◆ **What to do**:
A – Answer these questions from the oil pressure thread:
(i) What did the gauge read while driving around?
(ii) What pressure does the reply give for idle once the engine is warmed up?
(iii) How did the tach's reading compare with the actual RPM?
B – Repeat word for word the passage of the oil pressure thread that begins at the words "Yeah, its the" and ends after "with empty hands.".

** Start of Source **

# 510 oil pressure psi



## nizmo559 (Mar 4, 2003)

Just hooked up the oil pressure guage, and was wondering what pressure should I be at. Chris chime in i'm sure you know the answer to this. Right now it reads 60psi when i'm driving around. And at idle its a couple psi lower. Hopefully I hooked up everything correctly so far so good.


----------



## B11sleeper (Oct 15, 2003)

nizmo559 said:


> Just hooked up the oil pressure guage, and was wondering what pressure should I be at. Chris chime in i'm sure you know the answer to this. Right now it reads 60psi when i'm driving around. And at idle its a couple psi lower. Hopefully I hooked up everything correctly so far so good.


that sounds good, 60 when cold or revving high, 40 at idle when warmed up


----------



## nizmo559 (Mar 4, 2003)

Awsome man sounds about right then. Thanks. Next is the fuel level guage, good thing I get good gas milage.


----------



## B11sleeper (Oct 15, 2003)

nizmo559 said:


> Awsome man sounds about right then. Thanks. Next is the fuel level guage, good thing I get good gas milage.


what kind of gauges?


----------



## nizmo559 (Mar 4, 2003)

Its the autometer I think with the little clear tube coming out the back. I know I should have gotten the copper, but i'll do that next time if the plastic tube dont last.


----------



## 510Mods (Feb 21, 2005)

Yeah, its the Autometer Ultra-Lite Carbon fiber gauge. Previous owner used the dang nylon stuff. It will last a bit, but always ends up leaking and will get brittle and break. Always get the copper tubing. Its alittle more, never had a chance to hook it up. And also on the tach, there is a cover on the back with small dip switches to set the number of cylinder for it. I never could figure them out, but it was double the actuall RPM. Were you able to get that far with it Clint? I tried getting info, but came up with empty hands.


----------



## B11sleeper (Oct 15, 2003)

** End of Source **
** Start of Entries **

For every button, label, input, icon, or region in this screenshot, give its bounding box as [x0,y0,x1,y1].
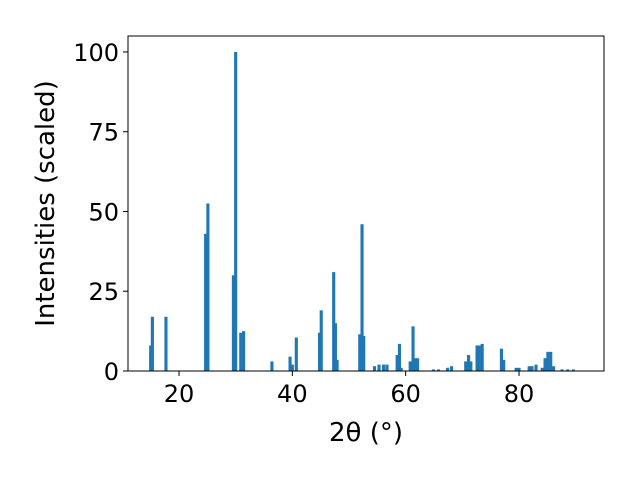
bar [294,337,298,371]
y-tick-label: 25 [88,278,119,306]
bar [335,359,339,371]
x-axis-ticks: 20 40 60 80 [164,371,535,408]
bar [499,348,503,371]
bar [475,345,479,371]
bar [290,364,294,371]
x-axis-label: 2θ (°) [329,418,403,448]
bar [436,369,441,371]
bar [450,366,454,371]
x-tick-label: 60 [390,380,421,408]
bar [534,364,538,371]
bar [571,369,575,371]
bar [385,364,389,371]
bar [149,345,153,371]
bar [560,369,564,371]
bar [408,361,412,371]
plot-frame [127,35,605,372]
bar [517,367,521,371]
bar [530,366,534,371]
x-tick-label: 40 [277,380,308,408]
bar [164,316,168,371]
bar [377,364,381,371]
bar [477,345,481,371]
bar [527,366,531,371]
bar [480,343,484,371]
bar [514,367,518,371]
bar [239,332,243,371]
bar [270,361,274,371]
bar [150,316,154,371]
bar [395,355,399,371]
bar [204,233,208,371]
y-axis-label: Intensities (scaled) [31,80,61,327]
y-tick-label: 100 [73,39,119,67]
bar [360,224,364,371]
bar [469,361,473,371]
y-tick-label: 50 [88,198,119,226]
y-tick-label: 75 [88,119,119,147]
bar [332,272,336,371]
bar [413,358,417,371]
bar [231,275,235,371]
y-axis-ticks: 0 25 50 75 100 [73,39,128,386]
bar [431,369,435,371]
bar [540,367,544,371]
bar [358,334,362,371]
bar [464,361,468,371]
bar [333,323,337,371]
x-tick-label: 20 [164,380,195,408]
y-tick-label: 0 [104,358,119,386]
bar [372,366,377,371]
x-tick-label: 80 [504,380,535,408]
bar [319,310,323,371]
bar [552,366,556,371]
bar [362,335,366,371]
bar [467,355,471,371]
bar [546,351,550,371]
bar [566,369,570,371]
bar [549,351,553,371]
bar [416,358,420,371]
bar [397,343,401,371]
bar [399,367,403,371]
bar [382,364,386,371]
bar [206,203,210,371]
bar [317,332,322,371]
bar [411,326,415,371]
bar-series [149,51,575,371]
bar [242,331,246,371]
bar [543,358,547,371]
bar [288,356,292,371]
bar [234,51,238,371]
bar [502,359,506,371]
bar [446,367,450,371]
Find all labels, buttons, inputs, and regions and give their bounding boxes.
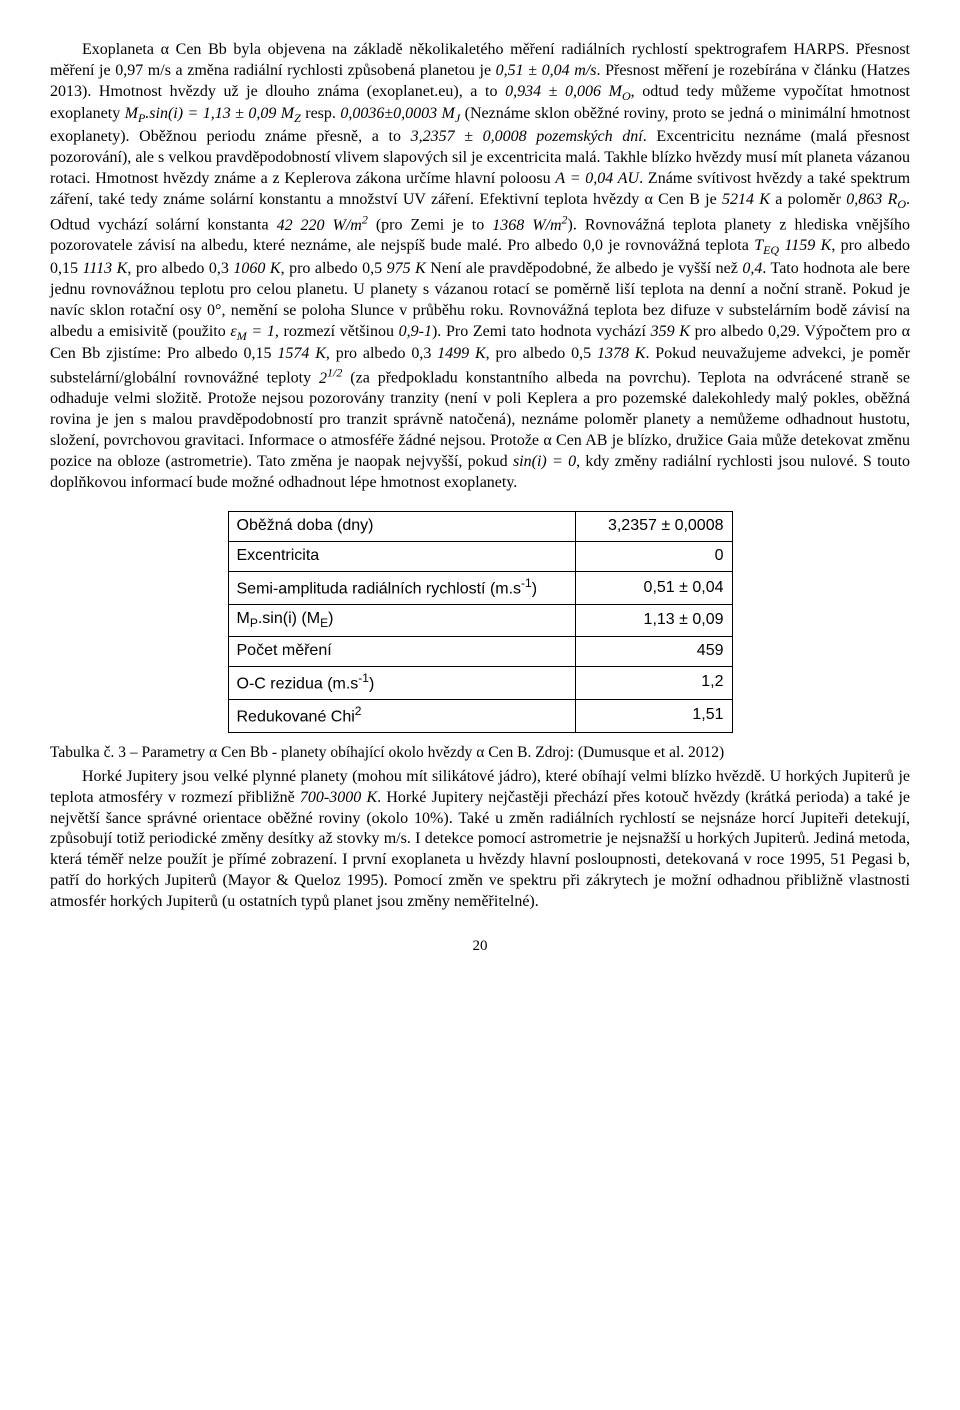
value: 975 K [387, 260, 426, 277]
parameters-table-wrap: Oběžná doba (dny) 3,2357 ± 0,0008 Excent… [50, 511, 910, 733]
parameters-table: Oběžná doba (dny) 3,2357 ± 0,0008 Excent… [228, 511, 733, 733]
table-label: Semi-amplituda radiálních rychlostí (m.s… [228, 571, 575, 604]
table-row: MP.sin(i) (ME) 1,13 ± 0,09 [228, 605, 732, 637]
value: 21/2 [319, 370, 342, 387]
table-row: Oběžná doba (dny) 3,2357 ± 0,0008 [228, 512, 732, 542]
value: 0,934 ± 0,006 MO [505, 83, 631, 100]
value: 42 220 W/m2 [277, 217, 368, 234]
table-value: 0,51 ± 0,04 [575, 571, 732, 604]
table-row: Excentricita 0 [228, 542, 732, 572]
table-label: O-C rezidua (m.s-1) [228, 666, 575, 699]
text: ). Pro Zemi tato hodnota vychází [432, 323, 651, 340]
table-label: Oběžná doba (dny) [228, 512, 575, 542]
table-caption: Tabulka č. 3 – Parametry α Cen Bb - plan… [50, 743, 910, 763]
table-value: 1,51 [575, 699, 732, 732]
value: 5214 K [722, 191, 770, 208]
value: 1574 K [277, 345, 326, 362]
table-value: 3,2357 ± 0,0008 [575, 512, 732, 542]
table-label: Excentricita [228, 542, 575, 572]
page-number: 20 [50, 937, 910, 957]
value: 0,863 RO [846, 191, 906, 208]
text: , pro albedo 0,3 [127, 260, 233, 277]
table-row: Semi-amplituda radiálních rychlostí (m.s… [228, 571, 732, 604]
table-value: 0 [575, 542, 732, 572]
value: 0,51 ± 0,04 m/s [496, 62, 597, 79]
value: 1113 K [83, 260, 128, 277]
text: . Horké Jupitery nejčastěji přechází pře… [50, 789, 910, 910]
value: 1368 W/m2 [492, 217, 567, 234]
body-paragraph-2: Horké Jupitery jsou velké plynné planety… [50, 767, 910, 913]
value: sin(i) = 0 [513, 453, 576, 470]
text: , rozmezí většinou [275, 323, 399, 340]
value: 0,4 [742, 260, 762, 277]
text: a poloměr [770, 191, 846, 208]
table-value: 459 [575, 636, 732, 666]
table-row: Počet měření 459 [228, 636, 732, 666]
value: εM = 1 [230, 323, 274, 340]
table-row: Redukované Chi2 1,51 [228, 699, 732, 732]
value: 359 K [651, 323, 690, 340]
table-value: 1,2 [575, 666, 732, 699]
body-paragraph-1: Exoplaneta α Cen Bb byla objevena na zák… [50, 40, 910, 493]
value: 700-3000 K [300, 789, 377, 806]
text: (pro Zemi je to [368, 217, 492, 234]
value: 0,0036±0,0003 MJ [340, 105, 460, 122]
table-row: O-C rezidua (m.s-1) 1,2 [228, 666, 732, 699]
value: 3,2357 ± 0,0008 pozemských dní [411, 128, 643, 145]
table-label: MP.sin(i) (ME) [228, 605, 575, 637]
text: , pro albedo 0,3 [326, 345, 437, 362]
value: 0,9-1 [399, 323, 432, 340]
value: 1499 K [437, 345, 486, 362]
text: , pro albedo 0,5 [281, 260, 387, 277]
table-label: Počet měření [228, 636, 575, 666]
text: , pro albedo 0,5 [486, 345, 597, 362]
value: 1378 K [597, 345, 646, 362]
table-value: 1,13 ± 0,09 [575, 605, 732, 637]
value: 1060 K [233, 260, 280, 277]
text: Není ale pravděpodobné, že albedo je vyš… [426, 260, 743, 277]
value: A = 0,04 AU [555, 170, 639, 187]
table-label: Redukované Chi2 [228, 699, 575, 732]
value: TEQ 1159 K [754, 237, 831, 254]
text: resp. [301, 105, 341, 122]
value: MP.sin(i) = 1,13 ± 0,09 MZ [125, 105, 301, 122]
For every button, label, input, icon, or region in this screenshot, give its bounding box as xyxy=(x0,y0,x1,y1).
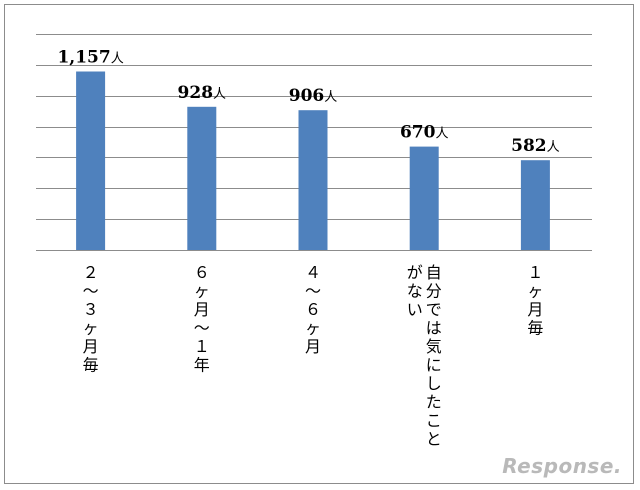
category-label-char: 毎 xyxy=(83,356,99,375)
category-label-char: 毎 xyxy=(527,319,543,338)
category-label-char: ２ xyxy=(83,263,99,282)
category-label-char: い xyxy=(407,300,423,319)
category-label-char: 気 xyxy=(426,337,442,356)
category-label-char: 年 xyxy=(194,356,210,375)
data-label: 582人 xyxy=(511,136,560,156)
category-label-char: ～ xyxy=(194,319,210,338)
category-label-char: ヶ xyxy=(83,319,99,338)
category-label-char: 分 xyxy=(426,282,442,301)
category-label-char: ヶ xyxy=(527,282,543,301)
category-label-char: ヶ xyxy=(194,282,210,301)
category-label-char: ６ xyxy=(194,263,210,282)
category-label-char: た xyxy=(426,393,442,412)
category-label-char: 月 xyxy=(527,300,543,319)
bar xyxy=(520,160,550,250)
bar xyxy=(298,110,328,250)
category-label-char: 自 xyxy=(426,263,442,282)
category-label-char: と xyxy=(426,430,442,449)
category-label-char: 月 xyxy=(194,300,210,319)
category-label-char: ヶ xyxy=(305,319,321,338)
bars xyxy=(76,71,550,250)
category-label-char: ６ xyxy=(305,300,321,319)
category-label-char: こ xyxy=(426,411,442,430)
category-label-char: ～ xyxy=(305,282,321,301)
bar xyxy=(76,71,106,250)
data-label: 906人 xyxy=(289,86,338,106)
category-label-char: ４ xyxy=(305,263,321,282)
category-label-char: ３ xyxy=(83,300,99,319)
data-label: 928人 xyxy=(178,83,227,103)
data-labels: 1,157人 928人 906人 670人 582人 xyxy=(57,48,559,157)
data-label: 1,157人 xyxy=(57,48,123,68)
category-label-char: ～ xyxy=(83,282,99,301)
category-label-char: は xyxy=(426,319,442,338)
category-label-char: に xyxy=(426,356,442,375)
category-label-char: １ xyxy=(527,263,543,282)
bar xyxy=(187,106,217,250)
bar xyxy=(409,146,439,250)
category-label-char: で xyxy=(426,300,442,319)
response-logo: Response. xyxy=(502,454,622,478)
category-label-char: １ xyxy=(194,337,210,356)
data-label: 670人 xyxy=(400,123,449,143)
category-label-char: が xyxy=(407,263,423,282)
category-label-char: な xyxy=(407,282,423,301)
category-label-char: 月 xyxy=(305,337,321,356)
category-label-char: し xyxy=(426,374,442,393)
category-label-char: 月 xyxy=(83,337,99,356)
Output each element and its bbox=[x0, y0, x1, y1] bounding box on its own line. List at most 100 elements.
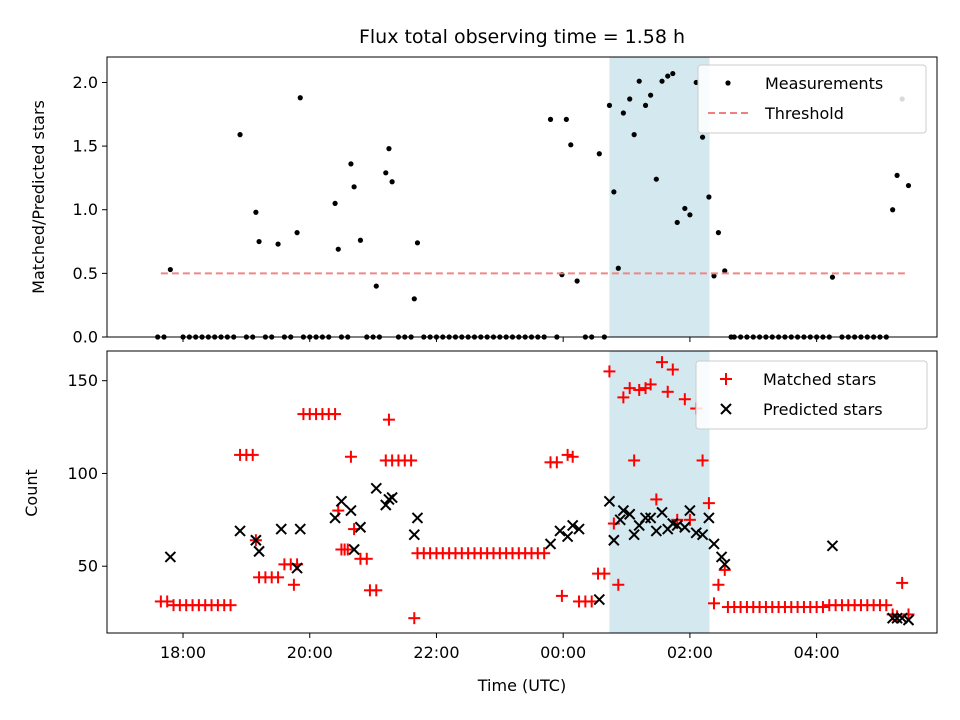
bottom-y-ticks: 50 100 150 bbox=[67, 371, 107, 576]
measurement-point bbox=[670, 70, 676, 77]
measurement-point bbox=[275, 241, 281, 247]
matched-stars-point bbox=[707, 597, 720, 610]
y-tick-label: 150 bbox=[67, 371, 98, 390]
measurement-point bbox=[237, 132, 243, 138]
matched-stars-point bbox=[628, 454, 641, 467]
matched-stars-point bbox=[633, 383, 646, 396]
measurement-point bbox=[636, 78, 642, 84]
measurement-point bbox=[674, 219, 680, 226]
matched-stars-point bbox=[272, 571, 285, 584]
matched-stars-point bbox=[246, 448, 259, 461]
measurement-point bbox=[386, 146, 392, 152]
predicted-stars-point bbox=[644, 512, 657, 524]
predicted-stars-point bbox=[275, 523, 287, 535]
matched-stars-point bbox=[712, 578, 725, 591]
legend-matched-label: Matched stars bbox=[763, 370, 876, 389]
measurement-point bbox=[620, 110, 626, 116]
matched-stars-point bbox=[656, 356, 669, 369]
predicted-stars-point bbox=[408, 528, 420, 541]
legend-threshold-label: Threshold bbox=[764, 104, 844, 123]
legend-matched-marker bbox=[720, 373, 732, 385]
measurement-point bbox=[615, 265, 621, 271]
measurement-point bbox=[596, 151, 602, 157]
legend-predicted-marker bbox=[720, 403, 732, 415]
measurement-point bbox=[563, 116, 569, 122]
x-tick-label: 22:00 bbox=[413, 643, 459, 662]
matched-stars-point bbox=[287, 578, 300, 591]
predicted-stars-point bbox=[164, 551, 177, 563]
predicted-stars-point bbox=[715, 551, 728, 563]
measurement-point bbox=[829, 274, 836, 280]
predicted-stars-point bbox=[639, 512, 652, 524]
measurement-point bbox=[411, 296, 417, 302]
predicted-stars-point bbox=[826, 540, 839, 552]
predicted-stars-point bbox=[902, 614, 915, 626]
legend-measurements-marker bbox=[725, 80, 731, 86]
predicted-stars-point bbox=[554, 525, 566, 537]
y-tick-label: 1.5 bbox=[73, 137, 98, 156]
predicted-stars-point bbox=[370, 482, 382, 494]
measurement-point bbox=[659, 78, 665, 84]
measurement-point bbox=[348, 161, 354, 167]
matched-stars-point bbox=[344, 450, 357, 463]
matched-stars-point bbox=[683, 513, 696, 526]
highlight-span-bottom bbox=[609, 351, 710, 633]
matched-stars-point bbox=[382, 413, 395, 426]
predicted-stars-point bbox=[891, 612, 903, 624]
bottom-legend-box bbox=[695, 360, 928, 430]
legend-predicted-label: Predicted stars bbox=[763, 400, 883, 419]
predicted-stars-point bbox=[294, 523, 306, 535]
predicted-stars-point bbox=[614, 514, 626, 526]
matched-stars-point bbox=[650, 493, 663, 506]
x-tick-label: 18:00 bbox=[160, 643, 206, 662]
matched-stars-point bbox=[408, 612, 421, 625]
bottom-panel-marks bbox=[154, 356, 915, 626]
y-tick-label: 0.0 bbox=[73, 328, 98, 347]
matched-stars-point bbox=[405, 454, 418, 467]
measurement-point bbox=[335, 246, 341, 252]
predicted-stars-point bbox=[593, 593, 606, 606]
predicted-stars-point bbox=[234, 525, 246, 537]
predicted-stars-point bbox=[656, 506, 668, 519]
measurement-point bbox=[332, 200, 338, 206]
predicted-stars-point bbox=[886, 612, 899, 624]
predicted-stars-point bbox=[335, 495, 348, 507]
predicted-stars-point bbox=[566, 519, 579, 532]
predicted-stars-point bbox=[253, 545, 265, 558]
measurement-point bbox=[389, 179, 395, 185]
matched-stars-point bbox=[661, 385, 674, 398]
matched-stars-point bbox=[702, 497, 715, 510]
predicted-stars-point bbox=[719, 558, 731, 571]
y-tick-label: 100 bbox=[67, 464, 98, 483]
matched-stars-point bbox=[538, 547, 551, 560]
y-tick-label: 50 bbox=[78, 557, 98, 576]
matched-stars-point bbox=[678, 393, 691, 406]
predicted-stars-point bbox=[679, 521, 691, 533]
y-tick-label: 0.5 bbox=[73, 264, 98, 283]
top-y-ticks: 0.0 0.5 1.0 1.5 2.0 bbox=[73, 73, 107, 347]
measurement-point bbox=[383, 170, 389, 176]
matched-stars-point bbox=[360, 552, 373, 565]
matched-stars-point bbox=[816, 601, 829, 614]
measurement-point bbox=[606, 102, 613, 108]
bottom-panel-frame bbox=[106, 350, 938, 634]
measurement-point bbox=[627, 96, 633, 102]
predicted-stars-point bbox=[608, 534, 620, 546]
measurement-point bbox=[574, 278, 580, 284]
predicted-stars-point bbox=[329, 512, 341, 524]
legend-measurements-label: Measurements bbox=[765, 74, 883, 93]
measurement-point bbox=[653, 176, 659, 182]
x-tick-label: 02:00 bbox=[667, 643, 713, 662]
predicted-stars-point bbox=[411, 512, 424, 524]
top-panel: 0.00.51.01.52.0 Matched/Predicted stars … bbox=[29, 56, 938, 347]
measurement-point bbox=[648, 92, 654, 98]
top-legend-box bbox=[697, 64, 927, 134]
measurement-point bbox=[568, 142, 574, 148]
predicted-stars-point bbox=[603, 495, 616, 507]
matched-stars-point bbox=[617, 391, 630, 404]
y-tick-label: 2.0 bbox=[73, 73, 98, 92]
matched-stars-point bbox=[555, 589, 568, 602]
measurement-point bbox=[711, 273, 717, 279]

** End of Entries **

◆ **Task-by-task answers**:
A –
(i) 60psi
(ii) 40
(iii) It read double the actual RPM.

B –
Yeah, its the Autometer Ultra-Lite Carbon fiber gauge. Previous owner used the dang nylon stuff. It will last a bit, but always ends up leaking and will get brittle and break. Always get the copper tubing. Its alittle more, never had a chance to hook it up. And also on the tach, there is a cover on the back with small dip switches to set the number of cylinder for it. I never could figure them out, but it was double the actuall RPM. Were you able to get that far with it Clint? I tried getting info, but came up with empty hands.